(Items):
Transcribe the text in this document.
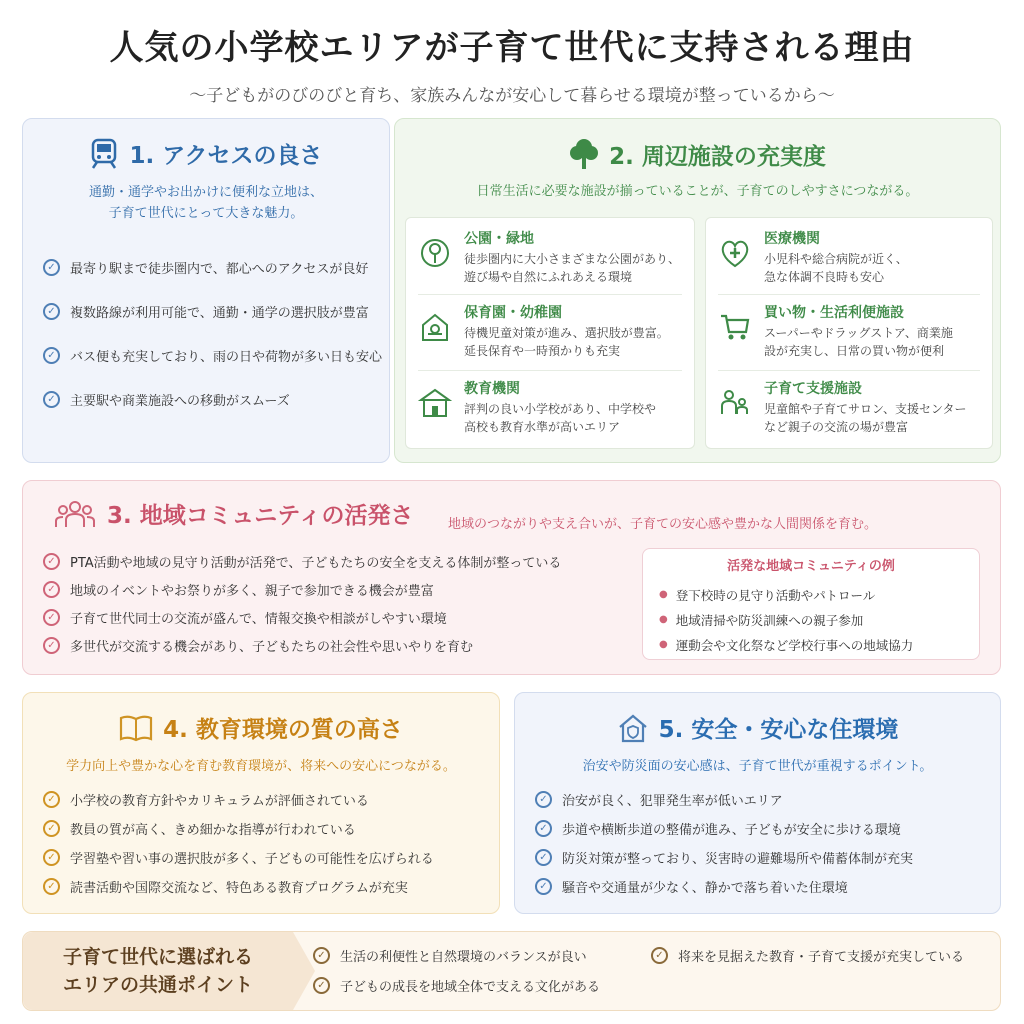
人気の小学校エリアが子育て世代に支持される理由
〜子どもがのびのびと育ち、家族みんなが安心して暮らせる環境が整っているから〜
1. アクセスの良さ
通勤・通学やお出かけに便利な立地は、
子育て世代にとって大きな魅力。
✓	最寄り駅まで徒歩圏内で、都心へのアクセスが良好
✓	複数路線が利用可能で、通勤・通学の選択肢が豊富
✓	バス便も充実しており、雨の日や荷物が多い日も安心
✓	主要駅や商業施設への移動がスムーズ
2. 周辺施設の充実度
日常生活に必要な施設が揃っていることが、子育てのしやすさにつながる。
公園・緑地
徒歩圏内に大小さまざまな公園があり、
遊び場や自然にふれあえる環境
保育園・幼稚園
待機児童対策が進み、選択肢が豊富。
延長保育や一時預かりも充実
教育機関
評判の良い小学校があり、中学校や
高校も教育水準が高いエリア
医療機関
小児科や総合病院が近く、
急な体調不良時も安心
買い物・生活利便施設
スーパーやドラッグストア、商業施
設が充実し、日常の買い物が便利
子育て支援施設
児童館や子育てサロン、支援センター
など親子の交流の場が豊富
3. 地域コミュニティの活発さ	地域のつながりや支え合いが、子育ての安心感や豊かな人間関係を育む。
✓	PTA活動や地域の見守り活動が活発で、子どもたちの安全を支える体制が整っている
✓	地域のイベントやお祭りが多く、親子で参加できる機会が豊富
✓	子育て世代同士の交流が盛んで、情報交換や相談がしやすい環境
✓	多世代が交流する機会があり、子どもたちの社会性や思いやりを育む
活発な地域コミュニティの例
● 登下校時の見守り活動やパトロール
● 地域清掃や防災訓練への親子参加
● 運動会や文化祭など学校行事への地域協力
4. 教育環境の質の高さ
学力向上や豊かな心を育む教育環境が、将来への安心につながる。
✓	小学校の教育方針やカリキュラムが評価されている
✓	教員の質が高く、きめ細かな指導が行われている
✓	学習塾や習い事の選択肢が多く、子どもの可能性を広げられる
✓	読書活動や国際交流など、特色ある教育プログラムが充実
5. 安全・安心な住環境
治安や防災面の安心感は、子育て世代が重視するポイント。
✓	治安が良く、犯罪発生率が低いエリア
✓	歩道や横断歩道の整備が進み、子どもが安全に歩ける環境
✓	防災対策が整っており、災害時の避難場所や備蓄体制が充実
✓	騒音や交通量が少なく、静かで落ち着いた住環境
子育て世代に選ばれる
エリアの共通ポイント
✓	生活の利便性と自然環境のバランスが良い	✓	将来を見据えた教育・子育て支援が充実している
✓	子どもの成長を地域全体で支える文化がある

(Set problem):
Retype all of the entries exactly as written, leaving out any images.

(Written reply):
Transcribe the text in this document.
人気の小学校エリアが子育て世代に支持される理由
〜子どもがのびのびと育ち、家族みんなが安心して暮らせる環境が整っているから〜
1. アクセスの良さ
通勤・通学やお出かけに便利な立地は、
子育て世代にとって大きな魅力。
✓	最寄り駅まで徒歩圏内で、都心へのアクセスが良好
✓	複数路線が利用可能で、通勤・通学の選択肢が豊富
✓	バス便も充実しており、雨の日や荷物が多い日も安心
✓	主要駅や商業施設への移動がスムーズ
2. 周辺施設の充実度
日常生活に必要な施設が揃っていることが、子育てのしやすさにつながる。
公園・緑地
徒歩圏内に大小さまざまな公園があり、
遊び場や自然にふれあえる環境
保育園・幼稚園
待機児童対策が進み、選択肢が豊富。
延長保育や一時預かりも充実
教育機関
評判の良い小学校があり、中学校や
高校も教育水準が高いエリア
医療機関
小児科や総合病院が近く、
急な体調不良時も安心
買い物・生活利便施設
スーパーやドラッグストア、商業施
設が充実し、日常の買い物が便利
子育て支援施設
児童館や子育てサロン、支援センター
など親子の交流の場が豊富
3. 地域コミュニティの活発さ	地域のつながりや支え合いが、子育ての安心感や豊かな人間関係を育む。
✓	PTA活動や地域の見守り活動が活発で、子どもたちの安全を支える体制が整っている
✓	地域のイベントやお祭りが多く、親子で参加できる機会が豊富
✓	子育て世代同士の交流が盛んで、情報交換や相談がしやすい環境
✓	多世代が交流する機会があり、子どもたちの社会性や思いやりを育む
活発な地域コミュニティの例
● 登下校時の見守り活動やパトロール
● 地域清掃や防災訓練への親子参加
● 運動会や文化祭など学校行事への地域協力
4. 教育環境の質の高さ
学力向上や豊かな心を育む教育環境が、将来への安心につながる。
✓	小学校の教育方針やカリキュラムが評価されている
✓	教員の質が高く、きめ細かな指導が行われている
✓	学習塾や習い事の選択肢が多く、子どもの可能性を広げられる
✓	読書活動や国際交流など、特色ある教育プログラムが充実
5. 安全・安心な住環境
治安や防災面の安心感は、子育て世代が重視するポイント。
✓	治安が良く、犯罪発生率が低いエリア
✓	歩道や横断歩道の整備が進み、子どもが安全に歩ける環境
✓	防災対策が整っており、災害時の避難場所や備蓄体制が充実
✓	騒音や交通量が少なく、静かで落ち着いた住環境
子育て世代に選ばれる
エリアの共通ポイント
✓	生活の利便性と自然環境のバランスが良い	✓	将来を見据えた教育・子育て支援が充実している
✓	子どもの成長を地域全体で支える文化がある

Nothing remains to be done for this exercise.